══ DATA FOR PROCESSING ══

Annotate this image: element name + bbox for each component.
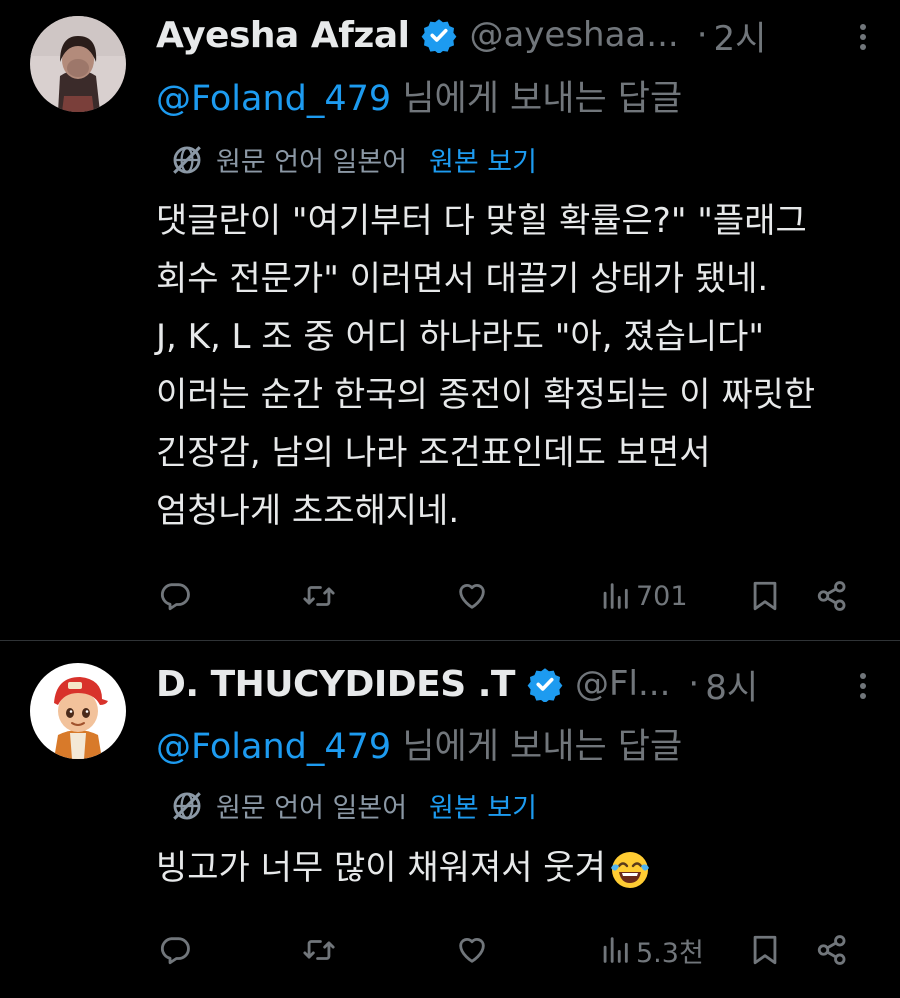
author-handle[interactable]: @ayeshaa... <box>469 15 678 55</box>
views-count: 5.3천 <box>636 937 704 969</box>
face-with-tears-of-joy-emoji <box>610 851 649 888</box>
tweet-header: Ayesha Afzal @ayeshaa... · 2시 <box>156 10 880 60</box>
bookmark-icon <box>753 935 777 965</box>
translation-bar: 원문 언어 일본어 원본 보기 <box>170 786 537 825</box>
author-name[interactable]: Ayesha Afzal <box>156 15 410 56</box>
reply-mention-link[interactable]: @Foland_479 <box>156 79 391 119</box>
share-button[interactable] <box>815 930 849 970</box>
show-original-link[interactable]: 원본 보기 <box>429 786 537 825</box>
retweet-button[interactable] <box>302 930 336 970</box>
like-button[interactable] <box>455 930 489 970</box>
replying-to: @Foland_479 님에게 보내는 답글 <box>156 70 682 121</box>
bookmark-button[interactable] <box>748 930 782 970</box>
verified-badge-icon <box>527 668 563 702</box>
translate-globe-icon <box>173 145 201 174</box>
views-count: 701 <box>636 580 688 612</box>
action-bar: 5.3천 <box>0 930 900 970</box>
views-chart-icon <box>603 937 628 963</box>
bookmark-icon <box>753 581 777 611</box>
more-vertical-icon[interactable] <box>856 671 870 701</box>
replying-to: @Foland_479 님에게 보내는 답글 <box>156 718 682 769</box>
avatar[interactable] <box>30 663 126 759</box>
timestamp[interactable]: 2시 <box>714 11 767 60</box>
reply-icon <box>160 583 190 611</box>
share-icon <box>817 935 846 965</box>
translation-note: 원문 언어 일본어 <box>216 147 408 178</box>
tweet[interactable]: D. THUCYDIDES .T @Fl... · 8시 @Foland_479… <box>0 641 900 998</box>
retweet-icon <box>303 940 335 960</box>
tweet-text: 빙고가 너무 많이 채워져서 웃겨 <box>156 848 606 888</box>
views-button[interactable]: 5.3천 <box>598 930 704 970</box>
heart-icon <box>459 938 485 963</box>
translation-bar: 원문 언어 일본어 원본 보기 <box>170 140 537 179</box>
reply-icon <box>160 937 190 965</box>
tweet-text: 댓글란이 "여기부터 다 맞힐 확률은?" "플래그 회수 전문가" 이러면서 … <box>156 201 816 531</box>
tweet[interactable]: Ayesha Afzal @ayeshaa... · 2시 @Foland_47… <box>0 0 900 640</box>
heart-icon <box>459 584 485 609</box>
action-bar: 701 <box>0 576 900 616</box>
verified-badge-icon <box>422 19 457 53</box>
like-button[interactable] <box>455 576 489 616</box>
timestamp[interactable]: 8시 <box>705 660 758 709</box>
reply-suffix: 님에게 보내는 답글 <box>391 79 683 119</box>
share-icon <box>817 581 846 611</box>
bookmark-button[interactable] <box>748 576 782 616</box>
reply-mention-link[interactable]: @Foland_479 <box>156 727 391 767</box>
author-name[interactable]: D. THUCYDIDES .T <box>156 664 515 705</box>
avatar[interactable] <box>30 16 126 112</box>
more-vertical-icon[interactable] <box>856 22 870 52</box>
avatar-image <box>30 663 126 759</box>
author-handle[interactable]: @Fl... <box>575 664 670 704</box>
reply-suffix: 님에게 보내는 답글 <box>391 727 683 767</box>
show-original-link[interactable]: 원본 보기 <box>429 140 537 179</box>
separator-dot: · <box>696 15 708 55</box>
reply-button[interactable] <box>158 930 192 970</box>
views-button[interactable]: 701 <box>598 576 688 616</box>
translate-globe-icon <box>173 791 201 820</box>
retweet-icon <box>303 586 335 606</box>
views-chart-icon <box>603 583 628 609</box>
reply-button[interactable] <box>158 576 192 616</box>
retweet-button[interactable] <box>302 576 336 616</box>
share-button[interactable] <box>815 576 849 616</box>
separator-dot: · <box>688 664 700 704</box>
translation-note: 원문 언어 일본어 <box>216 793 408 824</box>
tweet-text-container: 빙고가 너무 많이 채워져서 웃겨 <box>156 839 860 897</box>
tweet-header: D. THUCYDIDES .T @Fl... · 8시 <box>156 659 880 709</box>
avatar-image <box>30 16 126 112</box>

═══

THE EXERCISE:
Print all of the material above line for line, character for character, but leave out the pictures.

REPLY:
Annotate this image: element name + bbox for each component.
author-handle[interactable]: @ayeshaa... <box>469 15 678 55</box>
views-count: 5.3천 <box>636 937 704 969</box>
face-with-tears-of-joy-emoji <box>610 851 649 888</box>
tweet-header: Ayesha Afzal @ayeshaa... · 2시 <box>156 10 880 60</box>
bookmark-icon <box>753 935 777 965</box>
translation-bar: 원문 언어 일본어 원본 보기 <box>170 786 537 825</box>
author-name[interactable]: Ayesha Afzal <box>156 15 410 56</box>
reply-mention-link[interactable]: @Foland_479 <box>156 79 391 119</box>
share-button[interactable] <box>815 930 849 970</box>
show-original-link[interactable]: 원본 보기 <box>429 786 537 825</box>
retweet-button[interactable] <box>302 930 336 970</box>
like-button[interactable] <box>455 930 489 970</box>
replying-to: @Foland_479 님에게 보내는 답글 <box>156 70 682 121</box>
bookmark-button[interactable] <box>748 930 782 970</box>
verified-badge-icon <box>527 668 563 702</box>
translate-globe-icon <box>173 145 201 174</box>
views-count: 701 <box>636 580 688 612</box>
action-bar: 5.3천 <box>0 930 900 970</box>
views-chart-icon <box>603 937 628 963</box>
bookmark-icon <box>753 581 777 611</box>
more-vertical-icon[interactable] <box>856 671 870 701</box>
replying-to: @Foland_479 님에게 보내는 답글 <box>156 718 682 769</box>
avatar[interactable] <box>30 663 126 759</box>
timestamp[interactable]: 2시 <box>714 11 767 60</box>
reply-icon <box>160 583 190 611</box>
share-icon <box>817 935 846 965</box>
translation-note: 원문 언어 일본어 <box>216 147 408 178</box>
tweet[interactable]: D. THUCYDIDES .T @Fl... · 8시 @Foland_479… <box>0 641 900 998</box>
retweet-icon <box>303 940 335 960</box>
tweet-text: 빙고가 너무 많이 채워져서 웃겨 <box>156 848 606 888</box>
views-button[interactable]: 5.3천 <box>598 930 704 970</box>
heart-icon <box>459 938 485 963</box>
translation-bar: 원문 언어 일본어 원본 보기 <box>170 140 537 179</box>
reply-icon <box>160 937 190 965</box>
tweet-text: 댓글란이 "여기부터 다 맞힐 확률은?" "플래그 회수 전문가" 이러면서 … <box>156 201 816 531</box>
tweet[interactable]: Ayesha Afzal @ayeshaa... · 2시 @Foland_47… <box>0 0 900 640</box>
heart-icon <box>459 584 485 609</box>
action-bar: 701 <box>0 576 900 616</box>
verified-badge-icon <box>422 19 457 53</box>
like-button[interactable] <box>455 576 489 616</box>
timestamp[interactable]: 8시 <box>705 660 758 709</box>
reply-suffix: 님에게 보내는 답글 <box>391 79 683 119</box>
share-icon <box>817 581 846 611</box>
bookmark-button[interactable] <box>748 576 782 616</box>
reply-mention-link[interactable]: @Foland_479 <box>156 727 391 767</box>
author-name[interactable]: D. THUCYDIDES .T <box>156 664 515 705</box>
avatar[interactable] <box>30 16 126 112</box>
more-vertical-icon[interactable] <box>856 22 870 52</box>
avatar-image <box>30 663 126 759</box>
author-handle[interactable]: @Fl... <box>575 664 670 704</box>
reply-suffix: 님에게 보내는 답글 <box>391 727 683 767</box>
show-original-link[interactable]: 원본 보기 <box>429 140 537 179</box>
separator-dot: · <box>696 15 708 55</box>
reply-button[interactable] <box>158 930 192 970</box>
views-button[interactable]: 701 <box>598 576 688 616</box>
translate-globe-icon <box>173 791 201 820</box>
retweet-icon <box>303 586 335 606</box>
views-chart-icon <box>603 583 628 609</box>
reply-button[interactable] <box>158 576 192 616</box>
retweet-button[interactable] <box>302 576 336 616</box>
share-button[interactable] <box>815 576 849 616</box>
separator-dot: · <box>688 664 700 704</box>
translation-note: 원문 언어 일본어 <box>216 793 408 824</box>
tweet-text-container: 빙고가 너무 많이 채워져서 웃겨 <box>156 839 860 897</box>
tweet-header: D. THUCYDIDES .T @Fl... · 8시 <box>156 659 880 709</box>
avatar-image <box>30 16 126 112</box>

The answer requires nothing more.